— Begin —

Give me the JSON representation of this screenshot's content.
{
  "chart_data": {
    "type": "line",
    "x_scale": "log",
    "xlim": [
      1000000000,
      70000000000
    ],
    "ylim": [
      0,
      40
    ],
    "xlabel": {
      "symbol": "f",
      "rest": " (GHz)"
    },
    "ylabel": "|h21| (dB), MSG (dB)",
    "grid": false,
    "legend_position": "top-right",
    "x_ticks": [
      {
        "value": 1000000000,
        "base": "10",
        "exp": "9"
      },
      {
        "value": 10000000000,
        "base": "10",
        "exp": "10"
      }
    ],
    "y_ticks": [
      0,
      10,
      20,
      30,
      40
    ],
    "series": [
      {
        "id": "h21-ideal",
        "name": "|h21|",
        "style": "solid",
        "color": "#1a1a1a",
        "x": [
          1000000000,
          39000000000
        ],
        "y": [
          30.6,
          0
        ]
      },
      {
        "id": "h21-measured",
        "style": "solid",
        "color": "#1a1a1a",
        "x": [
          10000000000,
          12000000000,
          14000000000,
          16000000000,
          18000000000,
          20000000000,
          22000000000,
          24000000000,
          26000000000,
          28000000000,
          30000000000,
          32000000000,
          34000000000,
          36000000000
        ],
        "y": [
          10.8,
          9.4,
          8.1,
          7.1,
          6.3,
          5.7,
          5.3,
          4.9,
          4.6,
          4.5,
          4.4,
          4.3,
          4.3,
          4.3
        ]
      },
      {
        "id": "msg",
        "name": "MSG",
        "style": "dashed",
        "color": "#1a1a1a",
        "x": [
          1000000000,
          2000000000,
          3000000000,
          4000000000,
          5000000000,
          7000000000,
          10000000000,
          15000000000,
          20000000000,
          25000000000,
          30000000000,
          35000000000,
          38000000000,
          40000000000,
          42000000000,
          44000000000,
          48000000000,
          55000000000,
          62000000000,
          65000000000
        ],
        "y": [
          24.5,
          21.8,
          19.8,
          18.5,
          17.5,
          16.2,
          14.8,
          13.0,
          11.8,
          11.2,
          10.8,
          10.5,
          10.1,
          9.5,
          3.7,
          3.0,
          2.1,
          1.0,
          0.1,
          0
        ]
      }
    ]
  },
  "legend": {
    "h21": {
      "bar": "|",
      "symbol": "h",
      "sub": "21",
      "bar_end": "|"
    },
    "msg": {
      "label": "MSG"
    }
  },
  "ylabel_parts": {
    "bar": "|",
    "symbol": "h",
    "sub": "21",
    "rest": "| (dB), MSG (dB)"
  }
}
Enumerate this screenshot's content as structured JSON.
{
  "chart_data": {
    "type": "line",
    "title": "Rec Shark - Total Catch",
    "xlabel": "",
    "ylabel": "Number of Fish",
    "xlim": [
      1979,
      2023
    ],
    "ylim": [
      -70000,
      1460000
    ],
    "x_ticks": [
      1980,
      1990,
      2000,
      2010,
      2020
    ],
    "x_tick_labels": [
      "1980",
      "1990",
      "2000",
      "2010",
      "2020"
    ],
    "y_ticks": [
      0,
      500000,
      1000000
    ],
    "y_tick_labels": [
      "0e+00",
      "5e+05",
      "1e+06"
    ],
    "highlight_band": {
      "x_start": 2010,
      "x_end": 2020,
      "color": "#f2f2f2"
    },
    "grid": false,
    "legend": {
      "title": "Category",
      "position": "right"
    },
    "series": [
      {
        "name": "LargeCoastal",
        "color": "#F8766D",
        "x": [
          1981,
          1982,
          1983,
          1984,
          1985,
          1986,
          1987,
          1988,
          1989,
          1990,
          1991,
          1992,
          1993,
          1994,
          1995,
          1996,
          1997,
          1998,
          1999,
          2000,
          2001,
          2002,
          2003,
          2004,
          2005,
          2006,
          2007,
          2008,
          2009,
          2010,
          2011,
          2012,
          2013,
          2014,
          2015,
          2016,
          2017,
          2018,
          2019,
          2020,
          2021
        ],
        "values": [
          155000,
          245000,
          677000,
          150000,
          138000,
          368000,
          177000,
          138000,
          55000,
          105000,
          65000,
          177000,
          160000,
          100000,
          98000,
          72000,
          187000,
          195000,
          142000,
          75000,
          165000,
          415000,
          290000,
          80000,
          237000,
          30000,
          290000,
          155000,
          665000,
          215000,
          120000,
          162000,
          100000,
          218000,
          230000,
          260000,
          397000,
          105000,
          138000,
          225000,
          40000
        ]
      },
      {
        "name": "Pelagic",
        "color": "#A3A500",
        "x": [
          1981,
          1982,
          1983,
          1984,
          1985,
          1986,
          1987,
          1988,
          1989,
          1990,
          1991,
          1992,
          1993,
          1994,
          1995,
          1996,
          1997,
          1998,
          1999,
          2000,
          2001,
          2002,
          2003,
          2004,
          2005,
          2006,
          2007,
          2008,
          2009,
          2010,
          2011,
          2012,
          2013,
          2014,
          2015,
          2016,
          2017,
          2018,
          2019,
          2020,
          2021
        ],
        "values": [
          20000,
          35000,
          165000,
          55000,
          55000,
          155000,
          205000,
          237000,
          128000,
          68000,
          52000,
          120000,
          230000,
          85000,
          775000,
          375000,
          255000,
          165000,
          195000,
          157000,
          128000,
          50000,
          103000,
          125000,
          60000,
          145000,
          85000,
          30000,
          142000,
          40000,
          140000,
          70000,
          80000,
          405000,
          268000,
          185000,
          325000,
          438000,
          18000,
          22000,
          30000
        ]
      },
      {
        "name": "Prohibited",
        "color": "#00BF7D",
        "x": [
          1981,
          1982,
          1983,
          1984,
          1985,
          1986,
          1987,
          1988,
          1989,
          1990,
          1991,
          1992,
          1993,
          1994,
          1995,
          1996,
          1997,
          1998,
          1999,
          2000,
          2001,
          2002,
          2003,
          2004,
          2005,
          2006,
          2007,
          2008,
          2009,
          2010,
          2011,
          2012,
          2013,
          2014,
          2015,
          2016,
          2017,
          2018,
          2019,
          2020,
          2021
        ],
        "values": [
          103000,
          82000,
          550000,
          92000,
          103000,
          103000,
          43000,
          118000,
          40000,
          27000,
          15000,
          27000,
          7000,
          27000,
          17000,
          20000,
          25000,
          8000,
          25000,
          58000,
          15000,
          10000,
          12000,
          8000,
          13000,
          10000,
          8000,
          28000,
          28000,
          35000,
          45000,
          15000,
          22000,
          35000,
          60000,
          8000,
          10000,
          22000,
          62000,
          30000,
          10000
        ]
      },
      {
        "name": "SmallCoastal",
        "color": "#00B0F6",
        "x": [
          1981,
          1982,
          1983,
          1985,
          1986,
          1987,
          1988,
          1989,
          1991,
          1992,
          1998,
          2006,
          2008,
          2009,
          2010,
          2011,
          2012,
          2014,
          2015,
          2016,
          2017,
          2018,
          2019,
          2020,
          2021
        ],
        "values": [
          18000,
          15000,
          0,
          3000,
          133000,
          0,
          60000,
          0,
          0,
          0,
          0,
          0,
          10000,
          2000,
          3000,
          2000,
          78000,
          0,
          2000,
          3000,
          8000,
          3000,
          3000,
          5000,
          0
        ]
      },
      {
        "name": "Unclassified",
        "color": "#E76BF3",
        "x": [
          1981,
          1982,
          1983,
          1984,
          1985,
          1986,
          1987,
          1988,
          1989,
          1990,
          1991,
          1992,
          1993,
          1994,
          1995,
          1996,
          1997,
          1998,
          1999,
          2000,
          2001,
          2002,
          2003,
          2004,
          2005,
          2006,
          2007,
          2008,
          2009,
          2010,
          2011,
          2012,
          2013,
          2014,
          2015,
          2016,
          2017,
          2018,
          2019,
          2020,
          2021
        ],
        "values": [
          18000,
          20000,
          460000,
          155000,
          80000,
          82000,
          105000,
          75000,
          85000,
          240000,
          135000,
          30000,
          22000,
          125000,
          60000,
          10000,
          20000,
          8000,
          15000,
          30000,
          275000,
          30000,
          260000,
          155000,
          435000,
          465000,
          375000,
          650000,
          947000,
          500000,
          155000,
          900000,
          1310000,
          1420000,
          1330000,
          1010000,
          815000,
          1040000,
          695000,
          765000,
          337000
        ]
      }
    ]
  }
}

— End —

▸ Directions
Your task is to gather every line with the word "content" and copy it.

▸ Expected answer
Give me the JSON representation of this screenshot's content.
Enumerate this screenshot's content as structured JSON.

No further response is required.